Requirements:
A: Answer these questions using the DataOps page.
(i) What was DataOps inspired by?
(ii) For smaller startup teams, what does DataOps make possible?
(iii) Which principle does the page call one of the key distinctions between data engineering and DataOps?
B: Retype the stretch of the DataOps page from "DataOps was inspired" through "transforming data management.".

Document extract:
'''
If you have been trying to harness the power of data science and machine learning —but, like many teams, struggling to produce results— there’s a secret you are missing out on. Building models and extracting sophisticated insights requires lots of good data, and the best way to get good data quickly is by using DataOps.
What is DataOps? It’s a way of thinking about how an organization deals with data and a set of tools to automate processes and empower individuals. And, in order to make this philosophy real in your organization, it may mean you need a new DataOps Engineer role to design, manage, and build those tools.
DataOps was inspired by DevOps, which brought the power of agile development to operations, which refers to infrastructure management and production deployment more specifically. DevOps revolutionized software development, and now DataOps is transforming data management.
For larger enterprises with a dedicated data engineering team, DataOps is about breaking down barriers and re-aligning priorities. For smaller startup teams like ours, DataOps enables tackling large and complex data problems that previously were beyond our reach.
There have been some other takes on the principles that make up DataOps, but this is our list:
- Self-Service Data Over Data Requests
- Autonomation Over Manual Processes
- Frequent Small Changes Over Infrequent Large Changes
- Reproducibility at All Levels
- Data Scientists/Analysts and DataOps Engineers Must be on the Same Team
- Value From Data is the Primary Measure of Progress
- Continuous Attention to Technical Excellence and Good Design
- Simplicity As a Design Requirement
- The Best Architectures, Requirements, and Designs Emerge From Self-Organizing Teams
Self-Service Data Over Data Requests
This is one of the key distinctions between data engineering and DataOps.
If it’s someone’s job to write a new SQL query or download data from external systems to handle all data requests, your team is headed in the wrong direction. That’s because the person in this role will quickly become frustrated by the repetitive nature of those requests and overwhelmed by the large number of “high priority” requests. And, the stakeholders who need that data will be frustrated by the amount of time their requests spend in queues. Eventually each new problem will be met with fewer questions and even fewer answers. Bureaucracy and red tape are often stacked on top of this process, which naturally makes it even more painful.
'''
Collected data:
'''
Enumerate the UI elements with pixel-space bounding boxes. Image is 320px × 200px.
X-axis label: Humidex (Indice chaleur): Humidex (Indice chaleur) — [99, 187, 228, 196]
'''
Answers for this exercise:
A:
(i) DevOps.
(ii) It lets them tackle large and complex data problems that were previously beyond their reach.
(iii) Self-Service Data Over Data Requests.

B:
DataOps was inspired by DevOps, which brought the power of agile development to operations, which refers to infrastructure management and production deployment more specifically. DevOps revolutionized software development, and now DataOps is transforming data management.